Where a line holds "title", copy it.

=== Given data ===

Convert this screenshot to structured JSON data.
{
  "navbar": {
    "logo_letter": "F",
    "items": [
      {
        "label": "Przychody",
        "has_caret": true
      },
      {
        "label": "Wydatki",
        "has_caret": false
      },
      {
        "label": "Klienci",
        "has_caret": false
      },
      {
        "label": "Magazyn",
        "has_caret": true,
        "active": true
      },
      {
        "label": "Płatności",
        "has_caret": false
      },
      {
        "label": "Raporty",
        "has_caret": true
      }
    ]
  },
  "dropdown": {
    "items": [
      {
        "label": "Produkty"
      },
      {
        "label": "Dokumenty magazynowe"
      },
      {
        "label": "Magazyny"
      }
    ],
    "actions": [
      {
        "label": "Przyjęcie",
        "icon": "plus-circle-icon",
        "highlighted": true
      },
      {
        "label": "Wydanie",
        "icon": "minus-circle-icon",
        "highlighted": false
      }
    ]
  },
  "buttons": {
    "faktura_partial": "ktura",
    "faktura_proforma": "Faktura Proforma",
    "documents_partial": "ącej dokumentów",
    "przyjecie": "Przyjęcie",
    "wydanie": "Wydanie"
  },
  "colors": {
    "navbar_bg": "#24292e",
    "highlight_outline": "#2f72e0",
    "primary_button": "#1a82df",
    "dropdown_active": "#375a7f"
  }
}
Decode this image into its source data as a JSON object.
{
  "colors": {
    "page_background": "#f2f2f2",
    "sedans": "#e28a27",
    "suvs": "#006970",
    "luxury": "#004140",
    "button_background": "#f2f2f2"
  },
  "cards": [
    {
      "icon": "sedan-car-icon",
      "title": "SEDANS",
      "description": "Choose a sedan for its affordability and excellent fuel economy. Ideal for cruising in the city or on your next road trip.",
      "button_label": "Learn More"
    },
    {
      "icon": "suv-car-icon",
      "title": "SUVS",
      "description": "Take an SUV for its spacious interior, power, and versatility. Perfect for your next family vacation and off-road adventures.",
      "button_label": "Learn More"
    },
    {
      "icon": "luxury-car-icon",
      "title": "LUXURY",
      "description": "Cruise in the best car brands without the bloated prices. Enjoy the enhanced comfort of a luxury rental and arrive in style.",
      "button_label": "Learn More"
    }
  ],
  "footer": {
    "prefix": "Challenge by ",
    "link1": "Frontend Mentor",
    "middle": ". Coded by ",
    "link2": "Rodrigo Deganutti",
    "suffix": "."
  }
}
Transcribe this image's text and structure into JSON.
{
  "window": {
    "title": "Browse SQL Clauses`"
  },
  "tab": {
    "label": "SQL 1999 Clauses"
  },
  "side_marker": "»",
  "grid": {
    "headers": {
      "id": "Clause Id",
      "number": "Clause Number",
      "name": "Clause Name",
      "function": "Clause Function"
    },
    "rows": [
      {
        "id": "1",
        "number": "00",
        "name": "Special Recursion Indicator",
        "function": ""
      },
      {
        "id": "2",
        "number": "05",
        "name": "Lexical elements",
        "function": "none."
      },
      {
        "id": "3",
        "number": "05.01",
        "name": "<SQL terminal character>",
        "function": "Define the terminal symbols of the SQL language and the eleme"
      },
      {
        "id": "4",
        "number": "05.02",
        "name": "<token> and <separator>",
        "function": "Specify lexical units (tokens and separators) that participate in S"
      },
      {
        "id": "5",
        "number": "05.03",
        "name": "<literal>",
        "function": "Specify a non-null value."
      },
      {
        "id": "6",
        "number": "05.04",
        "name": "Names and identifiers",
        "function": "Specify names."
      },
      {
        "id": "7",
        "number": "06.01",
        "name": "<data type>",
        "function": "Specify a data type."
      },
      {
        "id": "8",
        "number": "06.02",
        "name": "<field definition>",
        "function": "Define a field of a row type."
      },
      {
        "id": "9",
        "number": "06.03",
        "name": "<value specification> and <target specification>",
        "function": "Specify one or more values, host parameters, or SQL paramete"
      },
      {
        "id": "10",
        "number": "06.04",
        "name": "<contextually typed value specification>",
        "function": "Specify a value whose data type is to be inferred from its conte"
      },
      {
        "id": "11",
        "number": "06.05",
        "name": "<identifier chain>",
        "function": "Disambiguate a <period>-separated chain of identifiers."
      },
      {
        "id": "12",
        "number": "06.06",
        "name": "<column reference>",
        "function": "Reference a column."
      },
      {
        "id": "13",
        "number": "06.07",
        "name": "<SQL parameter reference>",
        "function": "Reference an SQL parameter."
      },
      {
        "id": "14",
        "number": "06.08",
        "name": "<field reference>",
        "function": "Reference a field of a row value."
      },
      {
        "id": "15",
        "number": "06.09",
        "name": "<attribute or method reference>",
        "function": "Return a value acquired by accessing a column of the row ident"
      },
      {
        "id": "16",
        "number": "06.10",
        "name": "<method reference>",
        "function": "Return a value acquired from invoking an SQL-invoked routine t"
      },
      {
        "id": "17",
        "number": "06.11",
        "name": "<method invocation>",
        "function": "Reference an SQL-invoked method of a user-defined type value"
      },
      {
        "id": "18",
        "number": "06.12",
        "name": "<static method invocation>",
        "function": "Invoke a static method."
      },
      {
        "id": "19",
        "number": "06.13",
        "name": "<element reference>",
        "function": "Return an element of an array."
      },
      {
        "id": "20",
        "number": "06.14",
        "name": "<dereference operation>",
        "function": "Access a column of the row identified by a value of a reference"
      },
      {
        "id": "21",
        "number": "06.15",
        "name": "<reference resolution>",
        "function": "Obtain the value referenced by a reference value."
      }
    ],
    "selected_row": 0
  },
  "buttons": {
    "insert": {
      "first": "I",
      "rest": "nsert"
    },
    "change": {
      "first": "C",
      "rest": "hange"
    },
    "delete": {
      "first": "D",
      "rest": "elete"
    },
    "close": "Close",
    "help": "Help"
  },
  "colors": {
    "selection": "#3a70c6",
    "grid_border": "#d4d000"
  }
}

===

Full response —
      "title": "SEDANS",
      "title": "SUVS",
      "title": "LUXURY",
    "title": "Browse SQL Clauses`"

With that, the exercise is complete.